------ Given data

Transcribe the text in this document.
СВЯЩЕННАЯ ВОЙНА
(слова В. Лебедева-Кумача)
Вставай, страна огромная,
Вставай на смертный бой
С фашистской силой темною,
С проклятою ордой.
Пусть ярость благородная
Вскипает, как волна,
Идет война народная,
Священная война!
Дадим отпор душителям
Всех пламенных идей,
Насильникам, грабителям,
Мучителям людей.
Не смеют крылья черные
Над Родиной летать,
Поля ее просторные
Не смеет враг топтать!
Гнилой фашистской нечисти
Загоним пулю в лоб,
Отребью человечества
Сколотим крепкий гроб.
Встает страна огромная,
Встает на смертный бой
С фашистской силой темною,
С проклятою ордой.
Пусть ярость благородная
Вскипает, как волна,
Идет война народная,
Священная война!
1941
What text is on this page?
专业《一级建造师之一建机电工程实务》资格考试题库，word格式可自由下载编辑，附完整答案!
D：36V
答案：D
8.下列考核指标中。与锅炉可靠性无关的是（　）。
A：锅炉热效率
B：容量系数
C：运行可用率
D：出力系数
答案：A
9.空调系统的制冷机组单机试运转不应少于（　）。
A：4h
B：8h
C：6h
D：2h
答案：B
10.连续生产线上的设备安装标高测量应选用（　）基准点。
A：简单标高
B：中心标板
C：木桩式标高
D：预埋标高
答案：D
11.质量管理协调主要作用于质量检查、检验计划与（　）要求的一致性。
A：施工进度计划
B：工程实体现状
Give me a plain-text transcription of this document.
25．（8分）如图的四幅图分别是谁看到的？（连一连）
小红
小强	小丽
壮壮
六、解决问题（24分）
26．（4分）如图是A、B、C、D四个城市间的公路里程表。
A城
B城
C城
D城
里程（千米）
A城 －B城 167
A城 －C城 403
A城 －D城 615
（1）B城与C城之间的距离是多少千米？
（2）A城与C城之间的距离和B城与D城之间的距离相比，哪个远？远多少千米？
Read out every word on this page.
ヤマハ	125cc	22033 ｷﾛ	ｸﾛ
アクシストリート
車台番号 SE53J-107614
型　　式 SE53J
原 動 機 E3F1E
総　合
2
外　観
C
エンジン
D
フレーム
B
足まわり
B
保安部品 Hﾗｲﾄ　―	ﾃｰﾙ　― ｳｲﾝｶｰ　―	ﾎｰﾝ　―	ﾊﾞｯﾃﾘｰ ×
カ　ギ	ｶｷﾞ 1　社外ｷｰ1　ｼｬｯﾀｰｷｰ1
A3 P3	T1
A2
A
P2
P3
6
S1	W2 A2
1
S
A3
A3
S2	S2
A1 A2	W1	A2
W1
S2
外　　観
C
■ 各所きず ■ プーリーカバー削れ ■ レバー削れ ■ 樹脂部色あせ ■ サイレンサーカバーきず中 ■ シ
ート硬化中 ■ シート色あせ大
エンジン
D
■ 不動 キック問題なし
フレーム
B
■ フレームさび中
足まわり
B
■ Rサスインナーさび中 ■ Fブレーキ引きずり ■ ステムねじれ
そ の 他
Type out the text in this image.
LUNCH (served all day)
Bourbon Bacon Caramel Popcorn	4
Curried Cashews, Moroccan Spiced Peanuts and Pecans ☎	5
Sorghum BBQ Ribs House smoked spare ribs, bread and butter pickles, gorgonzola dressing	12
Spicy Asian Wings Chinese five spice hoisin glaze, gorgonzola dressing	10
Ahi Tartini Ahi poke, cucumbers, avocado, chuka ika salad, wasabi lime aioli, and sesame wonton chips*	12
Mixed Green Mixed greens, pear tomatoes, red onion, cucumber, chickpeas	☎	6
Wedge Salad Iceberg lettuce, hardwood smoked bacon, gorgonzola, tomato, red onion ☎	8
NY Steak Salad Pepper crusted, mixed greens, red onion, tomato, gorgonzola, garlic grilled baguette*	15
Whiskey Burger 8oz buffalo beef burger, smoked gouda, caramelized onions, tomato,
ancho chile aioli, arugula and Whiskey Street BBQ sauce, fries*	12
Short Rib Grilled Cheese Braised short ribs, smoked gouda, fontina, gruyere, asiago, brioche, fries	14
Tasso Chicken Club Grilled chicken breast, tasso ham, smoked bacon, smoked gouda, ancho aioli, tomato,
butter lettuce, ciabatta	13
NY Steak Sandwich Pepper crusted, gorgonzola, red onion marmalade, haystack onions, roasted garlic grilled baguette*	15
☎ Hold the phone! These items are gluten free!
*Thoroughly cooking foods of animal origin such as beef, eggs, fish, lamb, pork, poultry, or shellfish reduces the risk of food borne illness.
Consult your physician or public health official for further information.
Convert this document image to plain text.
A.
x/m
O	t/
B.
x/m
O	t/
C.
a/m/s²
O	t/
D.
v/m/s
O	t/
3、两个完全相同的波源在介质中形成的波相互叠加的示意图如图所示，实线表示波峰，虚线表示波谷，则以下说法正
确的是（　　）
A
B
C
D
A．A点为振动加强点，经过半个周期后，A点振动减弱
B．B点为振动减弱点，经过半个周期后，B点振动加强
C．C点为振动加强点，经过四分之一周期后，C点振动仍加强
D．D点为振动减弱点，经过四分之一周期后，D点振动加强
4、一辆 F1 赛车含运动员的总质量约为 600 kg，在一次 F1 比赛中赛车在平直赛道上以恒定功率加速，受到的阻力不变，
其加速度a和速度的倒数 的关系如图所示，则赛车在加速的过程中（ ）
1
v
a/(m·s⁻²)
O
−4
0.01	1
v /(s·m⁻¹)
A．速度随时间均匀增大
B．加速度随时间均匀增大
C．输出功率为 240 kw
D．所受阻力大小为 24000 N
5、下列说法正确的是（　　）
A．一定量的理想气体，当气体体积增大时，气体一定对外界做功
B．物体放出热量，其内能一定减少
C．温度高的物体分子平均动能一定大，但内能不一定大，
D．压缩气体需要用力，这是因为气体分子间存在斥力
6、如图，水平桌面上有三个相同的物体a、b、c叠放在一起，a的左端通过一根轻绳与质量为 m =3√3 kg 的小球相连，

------------

Which lines include the word "ancho"? List them all.

- Written reply:
ancho chile aioli, arugula and Whiskey Street BBQ sauce, fries*	12
Tasso Chicken Club Grilled chicken breast, tasso ham, smoked bacon, smoked gouda, ancho aioli, tomato,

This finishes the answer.